Work to do:
Please set down all the lines beneath this one exactly, without the pictures.

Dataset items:
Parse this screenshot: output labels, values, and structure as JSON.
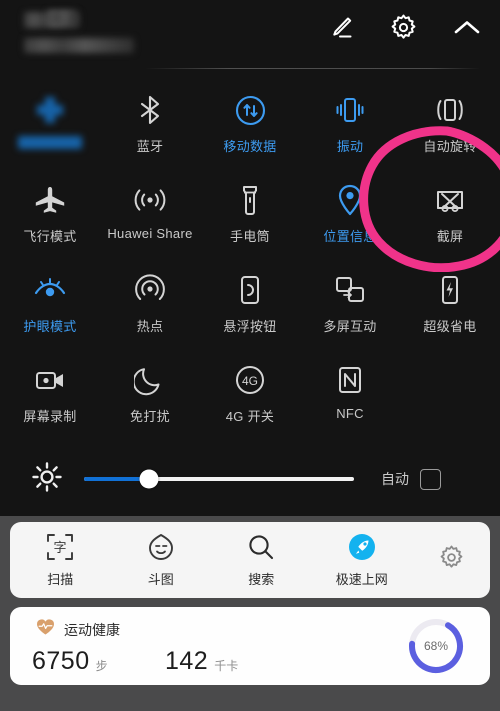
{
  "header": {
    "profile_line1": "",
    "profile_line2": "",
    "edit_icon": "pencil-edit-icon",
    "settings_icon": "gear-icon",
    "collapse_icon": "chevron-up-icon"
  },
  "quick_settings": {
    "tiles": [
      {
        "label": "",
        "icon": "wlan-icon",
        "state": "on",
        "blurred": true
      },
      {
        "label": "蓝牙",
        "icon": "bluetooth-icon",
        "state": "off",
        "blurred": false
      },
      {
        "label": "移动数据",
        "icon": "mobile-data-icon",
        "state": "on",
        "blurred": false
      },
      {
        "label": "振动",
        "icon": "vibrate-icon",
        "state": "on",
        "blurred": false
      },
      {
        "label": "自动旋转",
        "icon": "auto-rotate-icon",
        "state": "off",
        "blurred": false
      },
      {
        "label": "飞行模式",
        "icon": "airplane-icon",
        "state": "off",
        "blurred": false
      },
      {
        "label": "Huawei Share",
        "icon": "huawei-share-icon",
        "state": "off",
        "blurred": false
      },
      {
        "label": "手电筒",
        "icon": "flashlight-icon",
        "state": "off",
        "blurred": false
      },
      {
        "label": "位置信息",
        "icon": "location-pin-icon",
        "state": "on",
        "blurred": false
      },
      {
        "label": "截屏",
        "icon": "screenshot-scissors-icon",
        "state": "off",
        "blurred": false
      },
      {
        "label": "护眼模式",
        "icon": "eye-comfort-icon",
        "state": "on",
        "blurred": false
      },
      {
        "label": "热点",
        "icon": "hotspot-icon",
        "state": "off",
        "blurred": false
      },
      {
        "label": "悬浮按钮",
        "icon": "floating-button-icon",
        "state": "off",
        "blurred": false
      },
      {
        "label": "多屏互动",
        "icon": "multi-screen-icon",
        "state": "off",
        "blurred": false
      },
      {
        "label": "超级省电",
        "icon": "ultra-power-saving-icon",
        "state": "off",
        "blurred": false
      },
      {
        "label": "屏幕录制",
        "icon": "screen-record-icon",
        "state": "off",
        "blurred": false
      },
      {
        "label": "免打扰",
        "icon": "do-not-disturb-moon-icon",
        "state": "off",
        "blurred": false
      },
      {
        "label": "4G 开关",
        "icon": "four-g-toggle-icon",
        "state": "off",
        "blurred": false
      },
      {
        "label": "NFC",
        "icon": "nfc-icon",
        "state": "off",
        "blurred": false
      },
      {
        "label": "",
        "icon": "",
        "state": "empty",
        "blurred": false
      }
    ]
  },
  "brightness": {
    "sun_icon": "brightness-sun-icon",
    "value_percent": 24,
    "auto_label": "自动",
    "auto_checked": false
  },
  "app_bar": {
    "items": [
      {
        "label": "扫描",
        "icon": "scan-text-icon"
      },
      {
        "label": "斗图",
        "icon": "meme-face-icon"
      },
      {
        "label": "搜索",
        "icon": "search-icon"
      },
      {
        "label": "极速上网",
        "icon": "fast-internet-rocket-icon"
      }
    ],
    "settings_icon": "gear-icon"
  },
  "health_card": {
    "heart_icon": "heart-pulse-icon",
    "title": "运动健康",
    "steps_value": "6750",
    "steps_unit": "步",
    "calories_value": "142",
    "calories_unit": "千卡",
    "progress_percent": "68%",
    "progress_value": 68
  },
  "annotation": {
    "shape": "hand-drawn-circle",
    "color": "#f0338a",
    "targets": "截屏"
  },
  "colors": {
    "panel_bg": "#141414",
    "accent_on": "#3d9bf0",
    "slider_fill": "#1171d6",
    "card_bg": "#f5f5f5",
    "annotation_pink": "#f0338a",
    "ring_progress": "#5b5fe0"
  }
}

Exercise solution:
Parse this screenshot: output labels, values, and structure as JSON.
{
  "header": {
    "profile_line1": "",
    "profile_line2": "",
    "edit_icon": "pencil-edit-icon",
    "settings_icon": "gear-icon",
    "collapse_icon": "chevron-up-icon"
  },
  "quick_settings": {
    "tiles": [
      {
        "label": "",
        "icon": "wlan-icon",
        "state": "on",
        "blurred": true
      },
      {
        "label": "蓝牙",
        "icon": "bluetooth-icon",
        "state": "off",
        "blurred": false
      },
      {
        "label": "移动数据",
        "icon": "mobile-data-icon",
        "state": "on",
        "blurred": false
      },
      {
        "label": "振动",
        "icon": "vibrate-icon",
        "state": "on",
        "blurred": false
      },
      {
        "label": "自动旋转",
        "icon": "auto-rotate-icon",
        "state": "off",
        "blurred": false
      },
      {
        "label": "飞行模式",
        "icon": "airplane-icon",
        "state": "off",
        "blurred": false
      },
      {
        "label": "Huawei Share",
        "icon": "huawei-share-icon",
        "state": "off",
        "blurred": false
      },
      {
        "label": "手电筒",
        "icon": "flashlight-icon",
        "state": "off",
        "blurred": false
      },
      {
        "label": "位置信息",
        "icon": "location-pin-icon",
        "state": "on",
        "blurred": false
      },
      {
        "label": "截屏",
        "icon": "screenshot-scissors-icon",
        "state": "off",
        "blurred": false
      },
      {
        "label": "护眼模式",
        "icon": "eye-comfort-icon",
        "state": "on",
        "blurred": false
      },
      {
        "label": "热点",
        "icon": "hotspot-icon",
        "state": "off",
        "blurred": false
      },
      {
        "label": "悬浮按钮",
        "icon": "floating-button-icon",
        "state": "off",
        "blurred": false
      },
      {
        "label": "多屏互动",
        "icon": "multi-screen-icon",
        "state": "off",
        "blurred": false
      },
      {
        "label": "超级省电",
        "icon": "ultra-power-saving-icon",
        "state": "off",
        "blurred": false
      },
      {
        "label": "屏幕录制",
        "icon": "screen-record-icon",
        "state": "off",
        "blurred": false
      },
      {
        "label": "免打扰",
        "icon": "do-not-disturb-moon-icon",
        "state": "off",
        "blurred": false
      },
      {
        "label": "4G 开关",
        "icon": "four-g-toggle-icon",
        "state": "off",
        "blurred": false
      },
      {
        "label": "NFC",
        "icon": "nfc-icon",
        "state": "off",
        "blurred": false
      },
      {
        "label": "",
        "icon": "",
        "state": "empty",
        "blurred": false
      }
    ]
  },
  "brightness": {
    "sun_icon": "brightness-sun-icon",
    "value_percent": 24,
    "auto_label": "自动",
    "auto_checked": false
  },
  "app_bar": {
    "items": [
      {
        "label": "扫描",
        "icon": "scan-text-icon"
      },
      {
        "label": "斗图",
        "icon": "meme-face-icon"
      },
      {
        "label": "搜索",
        "icon": "search-icon"
      },
      {
        "label": "极速上网",
        "icon": "fast-internet-rocket-icon"
      }
    ],
    "settings_icon": "gear-icon"
  },
  "health_card": {
    "heart_icon": "heart-pulse-icon",
    "title": "运动健康",
    "steps_value": "6750",
    "steps_unit": "步",
    "calories_value": "142",
    "calories_unit": "千卡",
    "progress_percent": "68%",
    "progress_value": 68
  },
  "annotation": {
    "shape": "hand-drawn-circle",
    "color": "#f0338a",
    "targets": "截屏"
  },
  "colors": {
    "panel_bg": "#141414",
    "accent_on": "#3d9bf0",
    "slider_fill": "#1171d6",
    "card_bg": "#f5f5f5",
    "annotation_pink": "#f0338a",
    "ring_progress": "#5b5fe0"
  }
}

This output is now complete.